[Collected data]

** START **

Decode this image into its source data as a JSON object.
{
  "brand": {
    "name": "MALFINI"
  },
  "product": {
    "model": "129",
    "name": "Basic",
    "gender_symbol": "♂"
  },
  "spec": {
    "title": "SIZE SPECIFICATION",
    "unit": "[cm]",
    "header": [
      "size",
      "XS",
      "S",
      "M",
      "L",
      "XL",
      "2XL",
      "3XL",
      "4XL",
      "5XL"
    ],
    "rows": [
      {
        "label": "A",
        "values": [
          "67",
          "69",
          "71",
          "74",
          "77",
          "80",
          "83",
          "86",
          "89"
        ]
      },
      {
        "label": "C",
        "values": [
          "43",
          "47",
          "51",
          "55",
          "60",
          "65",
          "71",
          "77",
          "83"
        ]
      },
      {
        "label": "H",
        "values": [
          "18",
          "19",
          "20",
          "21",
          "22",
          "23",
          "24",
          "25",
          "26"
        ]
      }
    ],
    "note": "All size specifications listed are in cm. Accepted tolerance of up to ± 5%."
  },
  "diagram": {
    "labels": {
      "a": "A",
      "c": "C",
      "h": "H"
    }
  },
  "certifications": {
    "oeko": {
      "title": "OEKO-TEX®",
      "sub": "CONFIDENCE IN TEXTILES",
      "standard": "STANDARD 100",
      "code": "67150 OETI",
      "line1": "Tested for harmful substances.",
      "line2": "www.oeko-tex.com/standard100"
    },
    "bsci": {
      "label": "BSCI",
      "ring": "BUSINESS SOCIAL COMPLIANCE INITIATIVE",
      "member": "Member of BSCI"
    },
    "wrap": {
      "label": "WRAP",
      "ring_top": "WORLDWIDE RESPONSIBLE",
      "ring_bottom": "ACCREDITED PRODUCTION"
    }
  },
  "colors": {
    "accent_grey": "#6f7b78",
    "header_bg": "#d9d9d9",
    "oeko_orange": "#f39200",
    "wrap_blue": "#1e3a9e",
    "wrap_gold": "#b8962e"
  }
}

** END **

INSTRUCTIONS TO FOLLOW = Word for word, quote all of the data above.

ANSWER TO THE TASK =
Decode this image into its source data as a JSON object.
{
  "brand": {
    "name": "MALFINI"
  },
  "product": {
    "model": "129",
    "name": "Basic",
    "gender_symbol": "♂"
  },
  "spec": {
    "title": "SIZE SPECIFICATION",
    "unit": "[cm]",
    "header": [
      "size",
      "XS",
      "S",
      "M",
      "L",
      "XL",
      "2XL",
      "3XL",
      "4XL",
      "5XL"
    ],
    "rows": [
      {
        "label": "A",
        "values": [
          "67",
          "69",
          "71",
          "74",
          "77",
          "80",
          "83",
          "86",
          "89"
        ]
      },
      {
        "label": "C",
        "values": [
          "43",
          "47",
          "51",
          "55",
          "60",
          "65",
          "71",
          "77",
          "83"
        ]
      },
      {
        "label": "H",
        "values": [
          "18",
          "19",
          "20",
          "21",
          "22",
          "23",
          "24",
          "25",
          "26"
        ]
      }
    ],
    "note": "All size specifications listed are in cm. Accepted tolerance of up to ± 5%."
  },
  "diagram": {
    "labels": {
      "a": "A",
      "c": "C",
      "h": "H"
    }
  },
  "certifications": {
    "oeko": {
      "title": "OEKO-TEX®",
      "sub": "CONFIDENCE IN TEXTILES",
      "standard": "STANDARD 100",
      "code": "67150 OETI",
      "line1": "Tested for harmful substances.",
      "line2": "www.oeko-tex.com/standard100"
    },
    "bsci": {
      "label": "BSCI",
      "ring": "BUSINESS SOCIAL COMPLIANCE INITIATIVE",
      "member": "Member of BSCI"
    },
    "wrap": {
      "label": "WRAP",
      "ring_top": "WORLDWIDE RESPONSIBLE",
      "ring_bottom": "ACCREDITED PRODUCTION"
    }
  },
  "colors": {
    "accent_grey": "#6f7b78",
    "header_bg": "#d9d9d9",
    "oeko_orange": "#f39200",
    "wrap_blue": "#1e3a9e",
    "wrap_gold": "#b8962e"
  }
}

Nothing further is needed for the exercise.